Requirement
Exclude the pictures and retype the entries as written.

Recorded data
** START **
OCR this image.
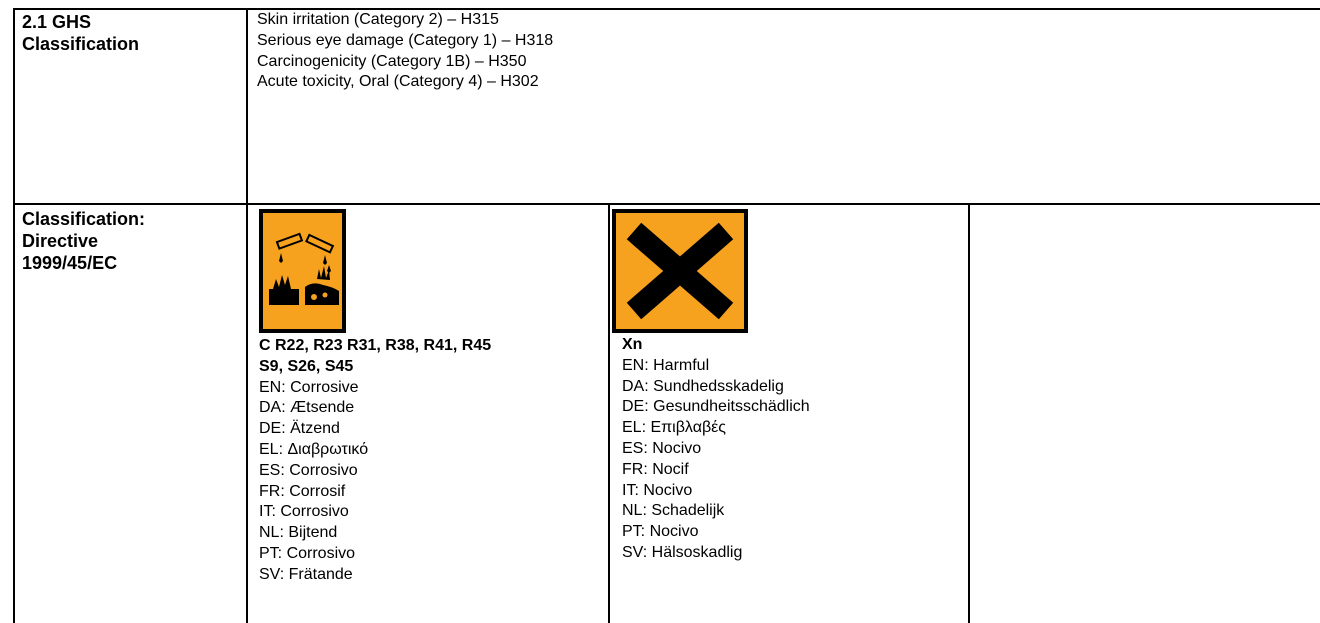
2.1 GHS
Classification
Skin irritation (Category 2) – H315
Serious eye damage (Category 1) – H318
Carcinogenicity (Category 1B) – H350
Acute toxicity, Oral (Category 4) – H302
Classification:
Directive
1999/45/EC
C R22, R23 R31, R38, R41, R45
S9, S26, S45
EN: Corrosive
DA: Ætsende
DE: Ätzend
EL: Διαβρωτικό
ES: Corrosivo
FR: Corrosif
IT: Corrosivo
NL: Bijtend
PT: Corrosivo
SV: Frätande
Xn
EN: Harmful
DA: Sundhedsskadelig
DE: Gesundheitsschädlich
EL: Επιβλαβές
ES: Nocivo
FR: Nocif
IT: Nocivo
NL: Schadelijk
PT: Nocivo
SV: Hälsoskadlig
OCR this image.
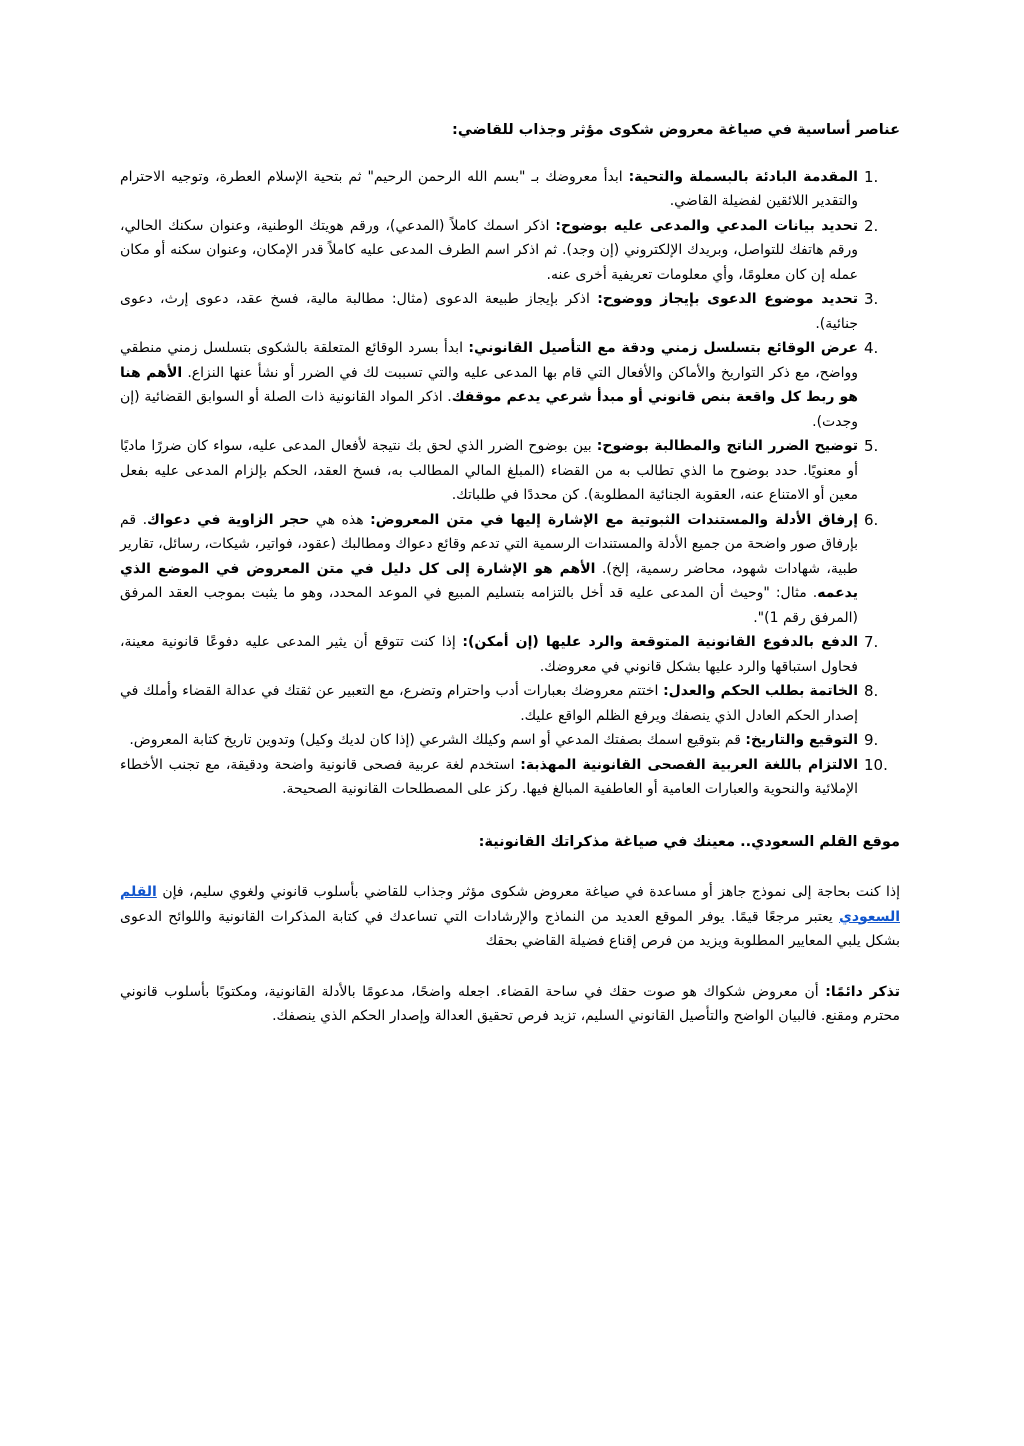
عناصر أساسية في صياغة معروض شكوى مؤثر وجذاب للقاضي:
1.
المقدمة البادئة بالبسملة والتحية: ابدأ معروضك بـ "بسم الله الرحمن الرحيم" ثم بتحية الإسلام العطرة، وتوجيه الاحترام والتقدير اللائقين لفضيلة القاضي.
2.
تحديد بيانات المدعي والمدعى عليه بوضوح: اذكر اسمك كاملاً (المدعي)، ورقم هويتك الوطنية، وعنوان سكنك الحالي، ورقم هاتفك للتواصل، وبريدك الإلكتروني (إن وجد). ثم اذكر اسم الطرف المدعى عليه كاملاً قدر الإمكان، وعنوان سكنه أو مكان عمله إن كان معلومًا، وأي معلومات تعريفية أخرى عنه.
3.
تحديد موضوع الدعوى بإيجاز ووضوح: اذكر بإيجاز طبيعة الدعوى (مثال: مطالبة مالية، فسخ عقد، دعوى إرث، دعوى جنائية).
4.
عرض الوقائع بتسلسل زمني ودقة مع التأصيل القانوني: ابدأ بسرد الوقائع المتعلقة بالشكوى بتسلسل زمني منطقي وواضح، مع ذكر التواريخ والأماكن والأفعال التي قام بها المدعى عليه والتي تسببت لك في الضرر أو نشأ عنها النزاع. الأهم هنا هو ربط كل واقعة بنص قانوني أو مبدأ شرعي يدعم موقفك. اذكر المواد القانونية ذات الصلة أو السوابق القضائية (إن وجدت).
5.
توضيح الضرر الناتج والمطالبة بوضوح: بين بوضوح الضرر الذي لحق بك نتيجة لأفعال المدعى عليه، سواء كان ضررًا ماديًا أو معنويًا. حدد بوضوح ما الذي تطالب به من القضاء (المبلغ المالي المطالب به، فسخ العقد، الحكم بإلزام المدعى عليه بفعل معين أو الامتناع عنه، العقوبة الجنائية المطلوبة). كن محددًا في طلباتك.
6.
إرفاق الأدلة والمستندات الثبوتية مع الإشارة إليها في متن المعروض: هذه هي حجر الزاوية في دعواك. قم بإرفاق صور واضحة من جميع الأدلة والمستندات الرسمية التي تدعم وقائع دعواك ومطالبك (عقود، فواتير، شيكات، رسائل، تقارير طبية، شهادات شهود، محاضر رسمية، إلخ). الأهم هو الإشارة إلى كل دليل في متن المعروض في الموضع الذي يدعمه. مثال: "وحيث أن المدعى عليه قد أخل بالتزامه بتسليم المبيع في الموعد المحدد، وهو ما يثبت بموجب العقد المرفق (المرفق رقم 1)".
7.
الدفع بالدفوع القانونية المتوقعة والرد عليها (إن أمكن): إذا كنت تتوقع أن يثير المدعى عليه دفوعًا قانونية معينة، فحاول استباقها والرد عليها بشكل قانوني في معروضك.
8.
الخاتمة بطلب الحكم والعدل: اختتم معروضك بعبارات أدب واحترام وتضرع، مع التعبير عن ثقتك في عدالة القضاء وأملك في إصدار الحكم العادل الذي ينصفك ويرفع الظلم الواقع عليك.
9.
التوقيع والتاريخ: قم بتوقيع اسمك بصفتك المدعي أو اسم وكيلك الشرعي (إذا كان لديك وكيل) وتدوين تاريخ كتابة المعروض.
10.
الالتزام باللغة العربية الفصحى القانونية المهذبة: استخدم لغة عربية فصحى قانونية واضحة ودقيقة، مع تجنب الأخطاء الإملائية والنحوية والعبارات العامية أو العاطفية المبالغ فيها. ركز على المصطلحات القانونية الصحيحة.
موقع القلم السعودي.. معينك في صياغة مذكراتك القانونية:

إذا كنت بحاجة إلى نموذج جاهز أو مساعدة في صياغة معروض شكوى مؤثر وجذاب للقاضي بأسلوب قانوني ولغوي سليم، فإن القلم السعودي يعتبر مرجعًا قيمًا. يوفر الموقع العديد من النماذج والإرشادات التي تساعدك في كتابة المذكرات القانونية واللوائح الدعوى بشكل يلبي المعايير المطلوبة ويزيد من فرص إقناع فضيلة القاضي بحقك

تذكر دائمًا: أن معروض شكواك هو صوت حقك في ساحة القضاء. اجعله واضحًا، مدعومًا بالأدلة القانونية، ومكتوبًا بأسلوب قانوني محترم ومقنع. فالبيان الواضح والتأصيل القانوني السليم، تزيد فرص تحقيق العدالة وإصدار الحكم الذي ينصفك.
** END **
Full answer
OCR this image.
2.1 GHS
Classification
Skin irritation (Category 2) – H315
Serious eye damage (Category 1) – H318
Carcinogenicity (Category 1B) – H350
Acute toxicity, Oral (Category 4) – H302
Classification:
Directive
1999/45/EC
C R22, R23 R31, R38, R41, R45
S9, S26, S45
EN: Corrosive
DA: Ætsende
DE: Ätzend
EL: Διαβρωτικό
ES: Corrosivo
FR: Corrosif
IT: Corrosivo
NL: Bijtend
PT: Corrosivo
SV: Frätande
Xn
EN: Harmful
DA: Sundhedsskadelig
DE: Gesundheitsschädlich
EL: Επιβλαβές
ES: Nocivo
FR: Nocif
IT: Nocivo
NL: Schadelijk
PT: Nocivo
SV: Hälsoskadlig
OCR this image.
عناصر أساسية في صياغة معروض شكوى مؤثر وجذاب للقاضي:
1.
المقدمة البادئة بالبسملة والتحية: ابدأ معروضك بـ "بسم الله الرحمن الرحيم" ثم بتحية الإسلام العطرة، وتوجيه الاحترام والتقدير اللائقين لفضيلة القاضي.
2.
تحديد بيانات المدعي والمدعى عليه بوضوح: اذكر اسمك كاملاً (المدعي)، ورقم هويتك الوطنية، وعنوان سكنك الحالي، ورقم هاتفك للتواصل، وبريدك الإلكتروني (إن وجد). ثم اذكر اسم الطرف المدعى عليه كاملاً قدر الإمكان، وعنوان سكنه أو مكان عمله إن كان معلومًا، وأي معلومات تعريفية أخرى عنه.
3.
تحديد موضوع الدعوى بإيجاز ووضوح: اذكر بإيجاز طبيعة الدعوى (مثال: مطالبة مالية، فسخ عقد، دعوى إرث، دعوى جنائية).
4.
عرض الوقائع بتسلسل زمني ودقة مع التأصيل القانوني: ابدأ بسرد الوقائع المتعلقة بالشكوى بتسلسل زمني منطقي وواضح، مع ذكر التواريخ والأماكن والأفعال التي قام بها المدعى عليه والتي تسببت لك في الضرر أو نشأ عنها النزاع. الأهم هنا هو ربط كل واقعة بنص قانوني أو مبدأ شرعي يدعم موقفك. اذكر المواد القانونية ذات الصلة أو السوابق القضائية (إن وجدت).
5.
توضيح الضرر الناتج والمطالبة بوضوح: بين بوضوح الضرر الذي لحق بك نتيجة لأفعال المدعى عليه، سواء كان ضررًا ماديًا أو معنويًا. حدد بوضوح ما الذي تطالب به من القضاء (المبلغ المالي المطالب به، فسخ العقد، الحكم بإلزام المدعى عليه بفعل معين أو الامتناع عنه، العقوبة الجنائية المطلوبة). كن محددًا في طلباتك.
6.
إرفاق الأدلة والمستندات الثبوتية مع الإشارة إليها في متن المعروض: هذه هي حجر الزاوية في دعواك. قم بإرفاق صور واضحة من جميع الأدلة والمستندات الرسمية التي تدعم وقائع دعواك ومطالبك (عقود، فواتير، شيكات، رسائل، تقارير طبية، شهادات شهود، محاضر رسمية، إلخ). الأهم هو الإشارة إلى كل دليل في متن المعروض في الموضع الذي يدعمه. مثال: "وحيث أن المدعى عليه قد أخل بالتزامه بتسليم المبيع في الموعد المحدد، وهو ما يثبت بموجب العقد المرفق (المرفق رقم 1)".
7.
الدفع بالدفوع القانونية المتوقعة والرد عليها (إن أمكن): إذا كنت تتوقع أن يثير المدعى عليه دفوعًا قانونية معينة، فحاول استباقها والرد عليها بشكل قانوني في معروضك.
8.
الخاتمة بطلب الحكم والعدل: اختتم معروضك بعبارات أدب واحترام وتضرع، مع التعبير عن ثقتك في عدالة القضاء وأملك في إصدار الحكم العادل الذي ينصفك ويرفع الظلم الواقع عليك.
9.
التوقيع والتاريخ: قم بتوقيع اسمك بصفتك المدعي أو اسم وكيلك الشرعي (إذا كان لديك وكيل) وتدوين تاريخ كتابة المعروض.
10.
الالتزام باللغة العربية الفصحى القانونية المهذبة: استخدم لغة عربية فصحى قانونية واضحة ودقيقة، مع تجنب الأخطاء الإملائية والنحوية والعبارات العامية أو العاطفية المبالغ فيها. ركز على المصطلحات القانونية الصحيحة.
موقع القلم السعودي.. معينك في صياغة مذكراتك القانونية:

إذا كنت بحاجة إلى نموذج جاهز أو مساعدة في صياغة معروض شكوى مؤثر وجذاب للقاضي بأسلوب قانوني ولغوي سليم، فإن القلم السعودي يعتبر مرجعًا قيمًا. يوفر الموقع العديد من النماذج والإرشادات التي تساعدك في كتابة المذكرات القانونية واللوائح الدعوى بشكل يلبي المعايير المطلوبة ويزيد من فرص إقناع فضيلة القاضي بحقك

تذكر دائمًا: أن معروض شكواك هو صوت حقك في ساحة القضاء. اجعله واضحًا، مدعومًا بالأدلة القانونية، ومكتوبًا بأسلوب قانوني محترم ومقنع. فالبيان الواضح والتأصيل القانوني السليم، تزيد فرص تحقيق العدالة وإصدار الحكم الذي ينصفك.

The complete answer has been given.